» **What the task asks**
Set every record down verbatim and omit the pictures.

» **Dataset entries**
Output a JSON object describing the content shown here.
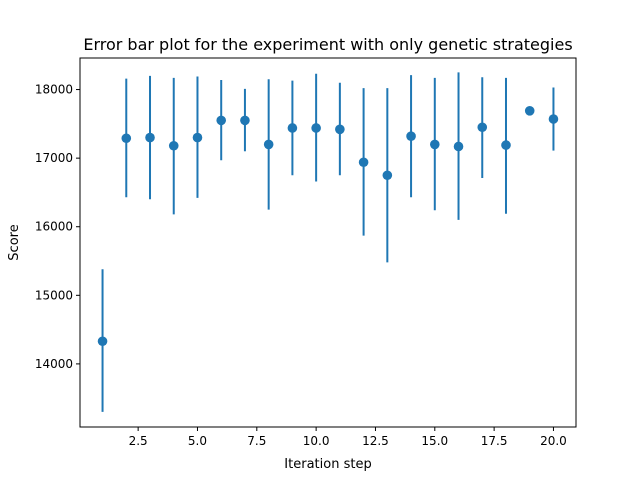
{
  "chart_data": {
    "type": "scatter",
    "title": "Error bar plot for the experiment with only genetic strategies",
    "xlabel": "Iteration step",
    "ylabel": "Score",
    "xlim": [
      0.05,
      20.95
    ],
    "ylim": [
      13080,
      18460
    ],
    "xticks": [
      2.5,
      5.0,
      7.5,
      10.0,
      12.5,
      15.0,
      17.5,
      20.0
    ],
    "xtick_labels": [
      "2.5",
      "5.0",
      "7.5",
      "10.0",
      "12.5",
      "15.0",
      "17.5",
      "20.0"
    ],
    "yticks": [
      14000,
      15000,
      16000,
      17000,
      18000
    ],
    "ytick_labels": [
      "14000",
      "15000",
      "16000",
      "17000",
      "18000"
    ],
    "grid": false,
    "color": "#1f77b4",
    "series": [
      {
        "x": [
          1,
          2,
          3,
          4,
          5,
          6,
          7,
          8,
          9,
          10,
          11,
          12,
          13,
          14,
          15,
          16,
          17,
          18,
          19,
          20
        ],
        "y": [
          14330,
          17290,
          17300,
          17180,
          17300,
          17550,
          17550,
          17200,
          17440,
          17440,
          17420,
          16940,
          16750,
          17320,
          17200,
          17170,
          17450,
          17190,
          17690,
          17570
        ],
        "yerr_low": [
          13300,
          16430,
          16400,
          16180,
          16420,
          16970,
          17100,
          16250,
          16750,
          16660,
          16750,
          15870,
          15480,
          16430,
          16240,
          16100,
          16710,
          16190,
          17690,
          17110
        ],
        "yerr_high": [
          15380,
          18160,
          18200,
          18170,
          18190,
          18140,
          18010,
          18150,
          18130,
          18230,
          18100,
          18020,
          18020,
          18210,
          18170,
          18250,
          18180,
          18170,
          17690,
          18030
        ]
      }
    ]
  }
}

» **Task response**
Output a JSON object describing the content shown here.
{
  "chart_data": {
    "type": "scatter",
    "title": "Error bar plot for the experiment with only genetic strategies",
    "xlabel": "Iteration step",
    "ylabel": "Score",
    "xlim": [
      0.05,
      20.95
    ],
    "ylim": [
      13080,
      18460
    ],
    "xticks": [
      2.5,
      5.0,
      7.5,
      10.0,
      12.5,
      15.0,
      17.5,
      20.0
    ],
    "xtick_labels": [
      "2.5",
      "5.0",
      "7.5",
      "10.0",
      "12.5",
      "15.0",
      "17.5",
      "20.0"
    ],
    "yticks": [
      14000,
      15000,
      16000,
      17000,
      18000
    ],
    "ytick_labels": [
      "14000",
      "15000",
      "16000",
      "17000",
      "18000"
    ],
    "grid": false,
    "color": "#1f77b4",
    "series": [
      {
        "x": [
          1,
          2,
          3,
          4,
          5,
          6,
          7,
          8,
          9,
          10,
          11,
          12,
          13,
          14,
          15,
          16,
          17,
          18,
          19,
          20
        ],
        "y": [
          14330,
          17290,
          17300,
          17180,
          17300,
          17550,
          17550,
          17200,
          17440,
          17440,
          17420,
          16940,
          16750,
          17320,
          17200,
          17170,
          17450,
          17190,
          17690,
          17570
        ],
        "yerr_low": [
          13300,
          16430,
          16400,
          16180,
          16420,
          16970,
          17100,
          16250,
          16750,
          16660,
          16750,
          15870,
          15480,
          16430,
          16240,
          16100,
          16710,
          16190,
          17690,
          17110
        ],
        "yerr_high": [
          15380,
          18160,
          18200,
          18170,
          18190,
          18140,
          18010,
          18150,
          18130,
          18230,
          18100,
          18020,
          18020,
          18210,
          18170,
          18250,
          18180,
          18170,
          17690,
          18030
        ]
      }
    ]
  }
}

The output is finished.